_WORK REQUIRED_: Copy each of the lines below without any change.

_RECORD SET_:
%%

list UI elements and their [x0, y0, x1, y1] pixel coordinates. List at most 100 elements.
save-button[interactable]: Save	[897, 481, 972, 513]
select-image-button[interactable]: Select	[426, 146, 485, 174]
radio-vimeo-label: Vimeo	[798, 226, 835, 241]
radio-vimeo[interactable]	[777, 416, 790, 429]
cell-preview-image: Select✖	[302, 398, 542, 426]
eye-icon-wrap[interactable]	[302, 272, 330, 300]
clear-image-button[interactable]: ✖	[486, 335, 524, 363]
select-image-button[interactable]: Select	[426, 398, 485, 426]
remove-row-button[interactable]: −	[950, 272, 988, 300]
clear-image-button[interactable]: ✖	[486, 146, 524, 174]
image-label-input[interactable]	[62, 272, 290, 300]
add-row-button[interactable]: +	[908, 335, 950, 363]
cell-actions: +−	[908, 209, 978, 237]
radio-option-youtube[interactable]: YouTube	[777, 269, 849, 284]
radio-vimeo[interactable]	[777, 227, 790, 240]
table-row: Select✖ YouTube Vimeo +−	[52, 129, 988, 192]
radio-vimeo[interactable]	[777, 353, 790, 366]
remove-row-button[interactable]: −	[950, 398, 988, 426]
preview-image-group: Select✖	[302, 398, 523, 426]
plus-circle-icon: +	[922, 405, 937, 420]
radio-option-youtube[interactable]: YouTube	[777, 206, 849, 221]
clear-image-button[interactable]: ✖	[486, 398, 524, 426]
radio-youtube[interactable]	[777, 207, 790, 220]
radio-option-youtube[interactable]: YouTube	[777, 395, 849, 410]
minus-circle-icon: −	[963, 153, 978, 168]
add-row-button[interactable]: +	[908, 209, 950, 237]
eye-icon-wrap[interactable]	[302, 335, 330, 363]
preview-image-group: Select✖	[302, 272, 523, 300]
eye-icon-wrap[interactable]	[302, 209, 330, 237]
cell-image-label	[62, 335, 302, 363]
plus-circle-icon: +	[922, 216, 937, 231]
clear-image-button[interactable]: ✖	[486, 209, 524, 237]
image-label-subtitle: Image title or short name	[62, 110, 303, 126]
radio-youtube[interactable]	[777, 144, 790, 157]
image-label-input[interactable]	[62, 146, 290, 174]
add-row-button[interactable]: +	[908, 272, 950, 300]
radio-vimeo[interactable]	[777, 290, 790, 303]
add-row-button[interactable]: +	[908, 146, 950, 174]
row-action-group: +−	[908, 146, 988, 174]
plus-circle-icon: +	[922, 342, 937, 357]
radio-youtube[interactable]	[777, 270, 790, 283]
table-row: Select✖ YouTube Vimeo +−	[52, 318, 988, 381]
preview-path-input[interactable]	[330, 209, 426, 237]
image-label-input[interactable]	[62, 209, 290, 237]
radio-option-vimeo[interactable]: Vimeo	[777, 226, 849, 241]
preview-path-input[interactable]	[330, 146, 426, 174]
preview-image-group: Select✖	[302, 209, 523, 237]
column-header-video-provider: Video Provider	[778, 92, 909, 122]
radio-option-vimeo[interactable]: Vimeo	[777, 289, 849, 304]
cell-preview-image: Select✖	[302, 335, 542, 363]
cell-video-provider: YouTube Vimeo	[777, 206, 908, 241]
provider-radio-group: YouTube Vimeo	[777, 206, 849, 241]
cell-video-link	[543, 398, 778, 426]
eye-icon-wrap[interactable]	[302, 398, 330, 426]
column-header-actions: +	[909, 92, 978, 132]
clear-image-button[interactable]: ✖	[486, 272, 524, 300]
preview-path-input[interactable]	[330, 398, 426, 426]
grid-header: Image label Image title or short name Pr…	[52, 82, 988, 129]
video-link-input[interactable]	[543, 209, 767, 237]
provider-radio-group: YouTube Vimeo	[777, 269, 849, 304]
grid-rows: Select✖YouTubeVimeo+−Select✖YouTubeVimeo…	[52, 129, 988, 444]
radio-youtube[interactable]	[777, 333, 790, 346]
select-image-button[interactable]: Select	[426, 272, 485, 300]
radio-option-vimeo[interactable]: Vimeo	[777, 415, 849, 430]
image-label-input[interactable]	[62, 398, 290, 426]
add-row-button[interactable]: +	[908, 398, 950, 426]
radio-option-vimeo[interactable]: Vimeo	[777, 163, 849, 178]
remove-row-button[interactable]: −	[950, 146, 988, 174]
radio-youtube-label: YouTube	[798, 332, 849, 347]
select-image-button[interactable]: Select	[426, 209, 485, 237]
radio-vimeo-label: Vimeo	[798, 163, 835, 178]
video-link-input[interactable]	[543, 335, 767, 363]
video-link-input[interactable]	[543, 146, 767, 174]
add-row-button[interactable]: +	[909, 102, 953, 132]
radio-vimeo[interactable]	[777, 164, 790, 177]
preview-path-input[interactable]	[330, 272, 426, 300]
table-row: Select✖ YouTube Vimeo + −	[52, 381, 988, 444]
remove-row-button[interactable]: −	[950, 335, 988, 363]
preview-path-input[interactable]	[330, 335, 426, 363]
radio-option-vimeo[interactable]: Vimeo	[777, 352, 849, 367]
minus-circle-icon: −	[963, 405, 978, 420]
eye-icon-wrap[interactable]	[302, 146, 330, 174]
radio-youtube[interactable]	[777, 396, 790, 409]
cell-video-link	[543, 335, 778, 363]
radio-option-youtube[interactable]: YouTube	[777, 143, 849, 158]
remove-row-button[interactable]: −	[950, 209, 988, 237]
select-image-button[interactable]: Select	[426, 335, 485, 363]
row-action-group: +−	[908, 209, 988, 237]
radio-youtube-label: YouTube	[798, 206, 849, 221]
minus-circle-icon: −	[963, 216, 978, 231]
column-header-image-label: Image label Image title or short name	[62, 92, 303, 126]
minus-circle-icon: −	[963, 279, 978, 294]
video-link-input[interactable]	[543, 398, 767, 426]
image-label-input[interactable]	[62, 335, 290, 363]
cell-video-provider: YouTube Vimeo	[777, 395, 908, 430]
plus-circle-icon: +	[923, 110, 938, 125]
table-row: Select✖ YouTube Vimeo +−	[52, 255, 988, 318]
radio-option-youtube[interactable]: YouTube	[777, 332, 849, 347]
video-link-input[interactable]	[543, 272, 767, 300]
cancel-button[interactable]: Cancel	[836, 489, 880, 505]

%%

_ANSWER IN FULL_:
list UI elements and their [x0, y0, x1, y1] pixel coordinates. List at most 100 elements.
save-button[interactable]: Save	[897, 481, 972, 513]
select-image-button[interactable]: Select	[426, 146, 485, 174]
radio-vimeo-label: Vimeo	[798, 226, 835, 241]
radio-vimeo[interactable]	[777, 416, 790, 429]
cell-preview-image: Select✖	[302, 398, 542, 426]
eye-icon-wrap[interactable]	[302, 272, 330, 300]
clear-image-button[interactable]: ✖	[486, 335, 524, 363]
select-image-button[interactable]: Select	[426, 398, 485, 426]
remove-row-button[interactable]: −	[950, 272, 988, 300]
clear-image-button[interactable]: ✖	[486, 146, 524, 174]
image-label-input[interactable]	[62, 272, 290, 300]
add-row-button[interactable]: +	[908, 335, 950, 363]
cell-actions: +−	[908, 209, 978, 237]
radio-option-youtube[interactable]: YouTube	[777, 269, 849, 284]
radio-vimeo[interactable]	[777, 227, 790, 240]
table-row: Select✖ YouTube Vimeo +−	[52, 129, 988, 192]
radio-vimeo[interactable]	[777, 353, 790, 366]
remove-row-button[interactable]: −	[950, 398, 988, 426]
preview-image-group: Select✖	[302, 398, 523, 426]
plus-circle-icon: +	[922, 405, 937, 420]
radio-option-youtube[interactable]: YouTube	[777, 206, 849, 221]
clear-image-button[interactable]: ✖	[486, 398, 524, 426]
radio-youtube[interactable]	[777, 207, 790, 220]
radio-option-youtube[interactable]: YouTube	[777, 395, 849, 410]
minus-circle-icon: −	[963, 153, 978, 168]
add-row-button[interactable]: +	[908, 209, 950, 237]
eye-icon-wrap[interactable]	[302, 335, 330, 363]
preview-image-group: Select✖	[302, 272, 523, 300]
eye-icon-wrap[interactable]	[302, 209, 330, 237]
cell-image-label	[62, 335, 302, 363]
plus-circle-icon: +	[922, 216, 937, 231]
clear-image-button[interactable]: ✖	[486, 209, 524, 237]
image-label-subtitle: Image title or short name	[62, 110, 303, 126]
radio-youtube[interactable]	[777, 144, 790, 157]
image-label-input[interactable]	[62, 146, 290, 174]
add-row-button[interactable]: +	[908, 272, 950, 300]
radio-vimeo[interactable]	[777, 290, 790, 303]
add-row-button[interactable]: +	[908, 146, 950, 174]
row-action-group: +−	[908, 146, 988, 174]
plus-circle-icon: +	[922, 342, 937, 357]
radio-youtube[interactable]	[777, 270, 790, 283]
table-row: Select✖ YouTube Vimeo +−	[52, 318, 988, 381]
preview-path-input[interactable]	[330, 209, 426, 237]
image-label-input[interactable]	[62, 209, 290, 237]
radio-option-vimeo[interactable]: Vimeo	[777, 226, 849, 241]
preview-path-input[interactable]	[330, 146, 426, 174]
preview-image-group: Select✖	[302, 209, 523, 237]
column-header-video-provider: Video Provider	[778, 92, 909, 122]
radio-option-vimeo[interactable]: Vimeo	[777, 289, 849, 304]
cell-preview-image: Select✖	[302, 335, 542, 363]
cell-video-provider: YouTube Vimeo	[777, 206, 908, 241]
provider-radio-group: YouTube Vimeo	[777, 206, 849, 241]
cell-video-link	[543, 398, 778, 426]
eye-icon-wrap[interactable]	[302, 398, 330, 426]
column-header-actions: +	[909, 92, 978, 132]
clear-image-button[interactable]: ✖	[486, 272, 524, 300]
preview-path-input[interactable]	[330, 398, 426, 426]
grid-header: Image label Image title or short name Pr…	[52, 82, 988, 129]
video-link-input[interactable]	[543, 209, 767, 237]
provider-radio-group: YouTube Vimeo	[777, 269, 849, 304]
grid-rows: Select✖YouTubeVimeo+−Select✖YouTubeVimeo…	[52, 129, 988, 444]
radio-youtube[interactable]	[777, 333, 790, 346]
select-image-button[interactable]: Select	[426, 272, 485, 300]
radio-option-vimeo[interactable]: Vimeo	[777, 415, 849, 430]
image-label-input[interactable]	[62, 398, 290, 426]
add-row-button[interactable]: +	[908, 398, 950, 426]
radio-option-vimeo[interactable]: Vimeo	[777, 163, 849, 178]
remove-row-button[interactable]: −	[950, 146, 988, 174]
radio-youtube-label: YouTube	[798, 332, 849, 347]
select-image-button[interactable]: Select	[426, 209, 485, 237]
radio-vimeo-label: Vimeo	[798, 163, 835, 178]
video-link-input[interactable]	[543, 335, 767, 363]
video-link-input[interactable]	[543, 146, 767, 174]
add-row-button[interactable]: +	[909, 102, 953, 132]
radio-vimeo[interactable]	[777, 164, 790, 177]
preview-path-input[interactable]	[330, 272, 426, 300]
table-row: Select✖ YouTube Vimeo + −	[52, 381, 988, 444]
remove-row-button[interactable]: −	[950, 335, 988, 363]
preview-path-input[interactable]	[330, 335, 426, 363]
radio-option-vimeo[interactable]: Vimeo	[777, 352, 849, 367]
minus-circle-icon: −	[963, 405, 978, 420]
eye-icon-wrap[interactable]	[302, 146, 330, 174]
radio-youtube[interactable]	[777, 396, 790, 409]
cell-video-link	[543, 335, 778, 363]
radio-option-youtube[interactable]: YouTube	[777, 143, 849, 158]
remove-row-button[interactable]: −	[950, 209, 988, 237]
select-image-button[interactable]: Select	[426, 335, 485, 363]
row-action-group: +−	[908, 209, 988, 237]
radio-youtube-label: YouTube	[798, 206, 849, 221]
minus-circle-icon: −	[963, 216, 978, 231]
column-header-image-label: Image label Image title or short name	[62, 92, 303, 126]
minus-circle-icon: −	[963, 279, 978, 294]
video-link-input[interactable]	[543, 398, 767, 426]
image-label-input[interactable]	[62, 335, 290, 363]
cell-video-provider: YouTube Vimeo	[777, 395, 908, 430]
plus-circle-icon: +	[923, 110, 938, 125]
table-row: Select✖ YouTube Vimeo +−	[52, 255, 988, 318]
radio-option-youtube[interactable]: YouTube	[777, 332, 849, 347]
video-link-input[interactable]	[543, 272, 767, 300]
cancel-button[interactable]: Cancel	[836, 489, 880, 505]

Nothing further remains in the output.